All lines holding the string "médication" are to be shown.

++++ Input material

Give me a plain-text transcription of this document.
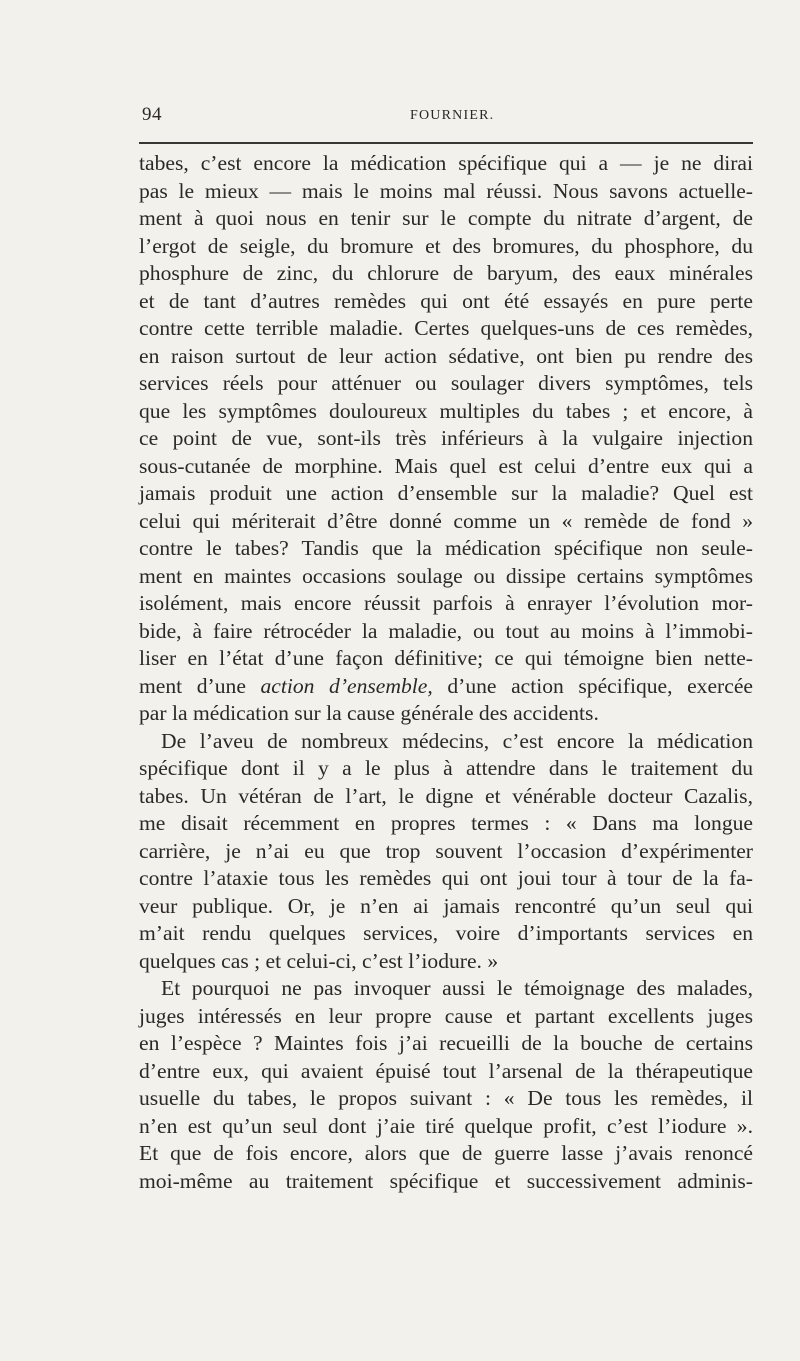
94	FOURNIER.
tabes, c’est encore la médication spécifique qui a — je ne dirai
pas le mieux — mais le moins mal réussi. Nous savons actuelle-
ment à quoi nous en tenir sur le compte du nitrate d’argent, de
l’ergot de seigle, du bromure et des bromures, du phosphore, du
phosphure de zinc, du chlorure de baryum, des eaux minérales
et de tant d’autres remèdes qui ont été essayés en pure perte
contre cette terrible maladie. Certes quelques-uns de ces remèdes,
en raison surtout de leur action sédative, ont bien pu rendre des
services réels pour atténuer ou soulager divers symptômes, tels
que les symptômes douloureux multiples du tabes ; et encore, à
ce point de vue, sont-ils très inférieurs à la vulgaire injection
sous-cutanée de morphine. Mais quel est celui d’entre eux qui a
jamais produit une action d’ensemble sur la maladie? Quel est
celui qui mériterait d’être donné comme un « remède de fond »
contre le tabes? Tandis que la médication spécifique non seule-
ment en maintes occasions soulage ou dissipe certains symptômes
isolément, mais encore réussit parfois à enrayer l’évolution mor-
bide, à faire rétrocéder la maladie, ou tout au moins à l’immobi-
liser en l’état d’une façon définitive; ce qui témoigne bien nette-
ment d’une action d’ensemble, d’une action spécifique, exercée
par la médication sur la cause générale des accidents.
De l’aveu de nombreux médecins, c’est encore la médication
spécifique dont il y a le plus à attendre dans le traitement du
tabes. Un vétéran de l’art, le digne et vénérable docteur Cazalis,
me disait récemment en propres termes : « Dans ma longue
carrière, je n’ai eu que trop souvent l’occasion d’expérimenter
contre l’ataxie tous les remèdes qui ont joui tour à tour de la fa-
veur publique. Or, je n’en ai jamais rencontré qu’un seul qui
m’ait rendu quelques services, voire d’importants services en
quelques cas ; et celui-ci, c’est l’iodure. »
Et pourquoi ne pas invoquer aussi le témoignage des malades,
juges intéressés en leur propre cause et partant excellents juges
en l’espèce ? Maintes fois j’ai recueilli de la bouche de certains
d’entre eux, qui avaient épuisé tout l’arsenal de la thérapeutique
usuelle du tabes, le propos suivant : « De tous les remèdes, il
n’en est qu’un seul dont j’aie tiré quelque profit, c’est l’iodure ».
Et que de fois encore, alors que de guerre lasse j’avais renoncé
moi-même au traitement spécifique et successivement adminis-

++++++++

» **Written answer**
tabes, c’est encore la médication spécifique qui a — je ne dirai
contre le tabes? Tandis que la médication spécifique non seule-
par la médication sur la cause générale des accidents.
De l’aveu de nombreux médecins, c’est encore la médication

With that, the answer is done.